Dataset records
════

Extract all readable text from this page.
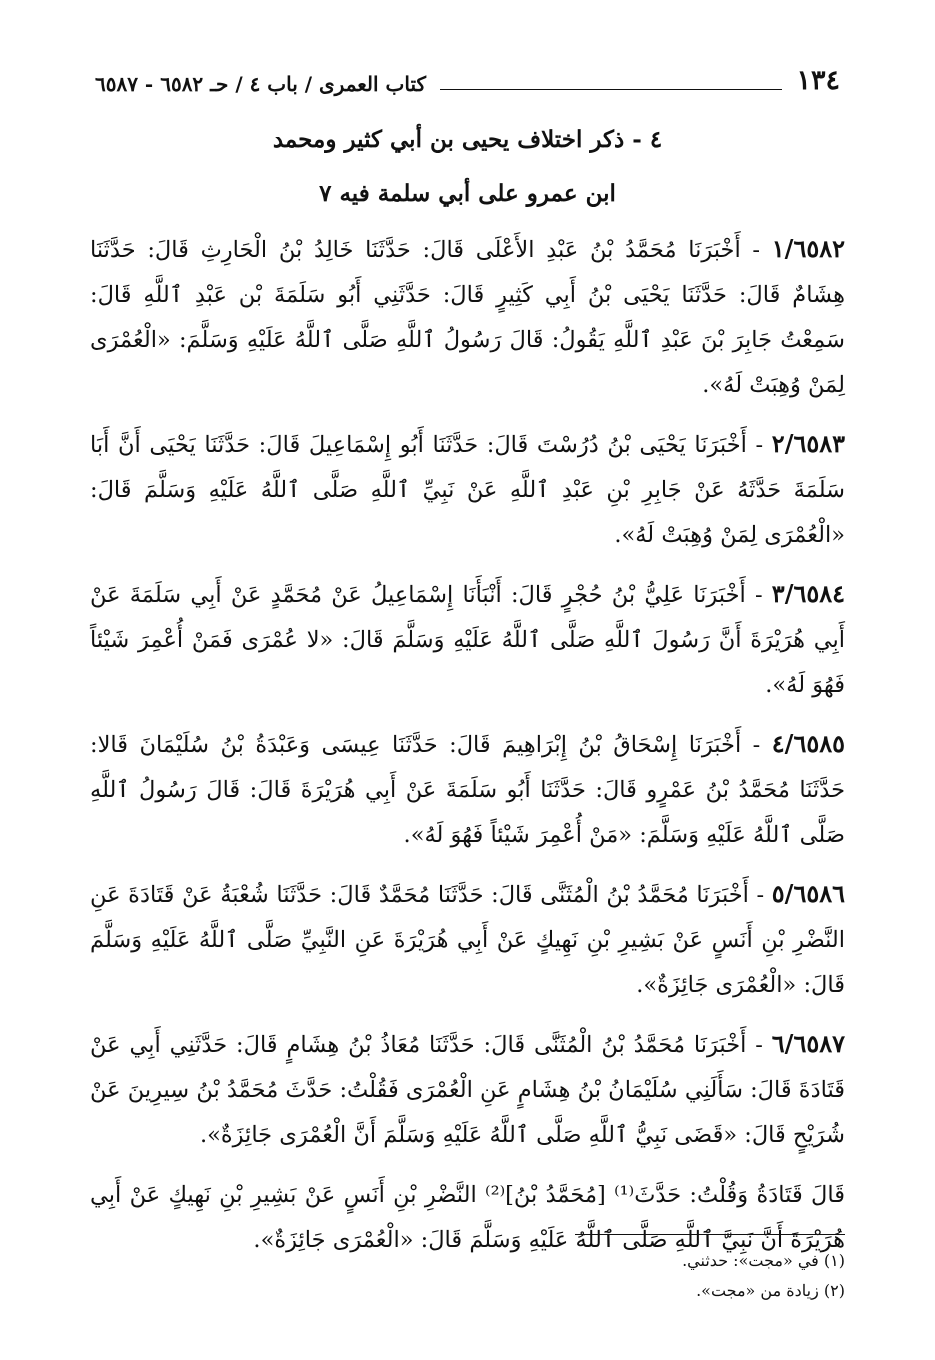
١٣٤
كتاب العمرى / باب ٤ / حـ ٦٥٨٢ - ٦٥٨٧
٤ - ذكر اختلاف يحيى بن أبي كثير ومحمد
ابن عمرو على أبي سلمة فيه ٧

١/٦٥٨٢ - أَخْبَرَنَا مُحَمَّدُ بْنُ عَبْدِ الأَعْلَى قَالَ: حَدَّثَنَا خَالِدُ بْنُ الْحَارِثِ قَالَ: حَدَّثَنَا هِشَامٌ قَالَ: حَدَّثَنَا يَحْيَى بْنُ أَبِي كَثِيرٍ قَالَ: حَدَّثَنِي أَبُو سَلَمَةَ بْن عَبْدِ ٱللَّهِ قَالَ: سَمِعْتُ جَابِرَ بْنَ عَبْدِ ٱللَّهِ يَقُولُ: قَالَ رَسُولُ ٱللَّهِ صَلَّى ٱللَّهُ عَلَيْهِ وَسَلَّمَ: «الْعُمْرَى لِمَنْ وُهِبَتْ لَهُ».

٢/٦٥٨٣ - أَخْبَرَنَا يَحْيَى بْنُ دُرُسْتَ قَالَ: حَدَّثَنَا أَبُو إِسْمَاعِيلَ قَالَ: حَدَّثَنَا يَحْيَى أَنَّ أَبَا سَلَمَةَ حَدَّثَهُ عَنْ جَابِرِ بْنِ عَبْدِ ٱللَّهِ عَنْ نَبِيِّ ٱللَّهِ صَلَّى ٱللَّهُ عَلَيْهِ وَسَلَّمَ قَالَ: «الْعُمْرَى لِمَنْ وُهِبَتْ لَهُ».

٣/٦٥٨٤ - أَخْبَرَنَا عَلِيُّ بْنُ حُجْرٍ قَالَ: أَنْبَأَنَا إِسْمَاعِيلُ عَنْ مُحَمَّدٍ عَنْ أَبِي سَلَمَةَ عَنْ أَبِي هُرَيْرَةَ أَنَّ رَسُولَ ٱللَّهِ صَلَّى ٱللَّهُ عَلَيْهِ وَسَلَّمَ قَالَ: «لا عُمْرَى فَمَنْ أُعْمِرَ شَيْئاً فَهُوَ لَهُ».

٤/٦٥٨٥ - أَخْبَرَنَا إِسْحَاقُ بْنُ إِبْرَاهِيمَ قَالَ: حَدَّثَنَا عِيسَى وَعَبْدَةُ بْنُ سُلَيْمَانَ قَالا: حَدَّثَنَا مُحَمَّدُ بْنُ عَمْرٍو قَالَ: حَدَّثَنَا أَبُو سَلَمَةَ عَنْ أَبِي هُرَيْرَةَ قَالَ: قَالَ رَسُولُ ٱللَّهِ صَلَّى ٱللَّهُ عَلَيْهِ وَسَلَّمَ: «مَنْ أُعْمِرَ شَيْئاً فَهُوَ لَهُ».

٥/٦٥٨٦ - أَخْبَرَنَا مُحَمَّدُ بْنُ الْمُثَنَّى قَالَ: حَدَّثَنَا مُحَمَّدٌ قَالَ: حَدَّثَنَا شُعْبَةُ عَنْ قَتَادَةَ عَنِ النَّضْرِ بْنِ أَنَسٍ عَنْ بَشِيرِ بْنِ نَهِيكٍ عَنْ أَبِي هُرَيْرَةَ عَنِ النَّبِيِّ صَلَّى ٱللَّهُ عَلَيْهِ وَسَلَّمَ قَالَ: «الْعُمْرَى جَائِزَةٌ».

٦/٦٥٨٧ - أَخْبَرَنَا مُحَمَّدُ بْنُ الْمُثَنَّى قَالَ: حَدَّثَنَا مُعَاذُ بْنُ هِشَامٍ قَالَ: حَدَّثَنِي أَبِي عَنْ قَتَادَةَ قَالَ: سَأَلَنِي سُلَيْمَانُ بْنُ هِشَامٍ عَنِ الْعُمْرَى فَقُلْتُ: حَدَّثَ مُحَمَّدُ بْنُ سِيرِينَ عَنْ شُرَيْحٍ قَالَ: «قَضَى نَبِيُّ ٱللَّهِ صَلَّى ٱللَّهُ عَلَيْهِ وَسَلَّمَ أَنَّ الْعُمْرَى جَائِزَةٌ».

قَالَ قَتَادَةُ وَقُلْتُ: حَدَّثَ⁽¹⁾ [مُحَمَّدُ بْنُ]⁽²⁾ النَّضْرِ بْنِ أَنَسٍ عَنْ بَشِيرِ بْنِ نَهِيكٍ عَنْ أَبِي هُرَيْرَةَ أَنَّ نَبِيَّ ٱللَّهِ صَلَّى ٱللَّهُ عَلَيْهِ وَسَلَّمَ قَالَ: «الْعُمْرَى جَائِزَةٌ».

(١) في «مجت»: حدثني.

(٢) زيادة من «مجت».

════

TASK →
Print the full listing exactly, dropping the pictures.

EXERCISE SOLUTION →
Extract all readable text from this page.
١٣٤
كتاب العمرى / باب ٤ / حـ ٦٥٨٢ - ٦٥٨٧
٤ - ذكر اختلاف يحيى بن أبي كثير ومحمد
ابن عمرو على أبي سلمة فيه ٧

١/٦٥٨٢ - أَخْبَرَنَا مُحَمَّدُ بْنُ عَبْدِ الأَعْلَى قَالَ: حَدَّثَنَا خَالِدُ بْنُ الْحَارِثِ قَالَ: حَدَّثَنَا هِشَامٌ قَالَ: حَدَّثَنَا يَحْيَى بْنُ أَبِي كَثِيرٍ قَالَ: حَدَّثَنِي أَبُو سَلَمَةَ بْن عَبْدِ ٱللَّهِ قَالَ: سَمِعْتُ جَابِرَ بْنَ عَبْدِ ٱللَّهِ يَقُولُ: قَالَ رَسُولُ ٱللَّهِ صَلَّى ٱللَّهُ عَلَيْهِ وَسَلَّمَ: «الْعُمْرَى لِمَنْ وُهِبَتْ لَهُ».

٢/٦٥٨٣ - أَخْبَرَنَا يَحْيَى بْنُ دُرُسْتَ قَالَ: حَدَّثَنَا أَبُو إِسْمَاعِيلَ قَالَ: حَدَّثَنَا يَحْيَى أَنَّ أَبَا سَلَمَةَ حَدَّثَهُ عَنْ جَابِرِ بْنِ عَبْدِ ٱللَّهِ عَنْ نَبِيِّ ٱللَّهِ صَلَّى ٱللَّهُ عَلَيْهِ وَسَلَّمَ قَالَ: «الْعُمْرَى لِمَنْ وُهِبَتْ لَهُ».

٣/٦٥٨٤ - أَخْبَرَنَا عَلِيُّ بْنُ حُجْرٍ قَالَ: أَنْبَأَنَا إِسْمَاعِيلُ عَنْ مُحَمَّدٍ عَنْ أَبِي سَلَمَةَ عَنْ أَبِي هُرَيْرَةَ أَنَّ رَسُولَ ٱللَّهِ صَلَّى ٱللَّهُ عَلَيْهِ وَسَلَّمَ قَالَ: «لا عُمْرَى فَمَنْ أُعْمِرَ شَيْئاً فَهُوَ لَهُ».

٤/٦٥٨٥ - أَخْبَرَنَا إِسْحَاقُ بْنُ إِبْرَاهِيمَ قَالَ: حَدَّثَنَا عِيسَى وَعَبْدَةُ بْنُ سُلَيْمَانَ قَالا: حَدَّثَنَا مُحَمَّدُ بْنُ عَمْرٍو قَالَ: حَدَّثَنَا أَبُو سَلَمَةَ عَنْ أَبِي هُرَيْرَةَ قَالَ: قَالَ رَسُولُ ٱللَّهِ صَلَّى ٱللَّهُ عَلَيْهِ وَسَلَّمَ: «مَنْ أُعْمِرَ شَيْئاً فَهُوَ لَهُ».

٥/٦٥٨٦ - أَخْبَرَنَا مُحَمَّدُ بْنُ الْمُثَنَّى قَالَ: حَدَّثَنَا مُحَمَّدٌ قَالَ: حَدَّثَنَا شُعْبَةُ عَنْ قَتَادَةَ عَنِ النَّضْرِ بْنِ أَنَسٍ عَنْ بَشِيرِ بْنِ نَهِيكٍ عَنْ أَبِي هُرَيْرَةَ عَنِ النَّبِيِّ صَلَّى ٱللَّهُ عَلَيْهِ وَسَلَّمَ قَالَ: «الْعُمْرَى جَائِزَةٌ».

٦/٦٥٨٧ - أَخْبَرَنَا مُحَمَّدُ بْنُ الْمُثَنَّى قَالَ: حَدَّثَنَا مُعَاذُ بْنُ هِشَامٍ قَالَ: حَدَّثَنِي أَبِي عَنْ قَتَادَةَ قَالَ: سَأَلَنِي سُلَيْمَانُ بْنُ هِشَامٍ عَنِ الْعُمْرَى فَقُلْتُ: حَدَّثَ مُحَمَّدُ بْنُ سِيرِينَ عَنْ شُرَيْحٍ قَالَ: «قَضَى نَبِيُّ ٱللَّهِ صَلَّى ٱللَّهُ عَلَيْهِ وَسَلَّمَ أَنَّ الْعُمْرَى جَائِزَةٌ».

قَالَ قَتَادَةُ وَقُلْتُ: حَدَّثَ⁽¹⁾ [مُحَمَّدُ بْنُ]⁽²⁾ النَّضْرِ بْنِ أَنَسٍ عَنْ بَشِيرِ بْنِ نَهِيكٍ عَنْ أَبِي هُرَيْرَةَ أَنَّ نَبِيَّ ٱللَّهِ صَلَّى ٱللَّهُ عَلَيْهِ وَسَلَّمَ قَالَ: «الْعُمْرَى جَائِزَةٌ».

(١) في «مجت»: حدثني.

(٢) زيادة من «مجت».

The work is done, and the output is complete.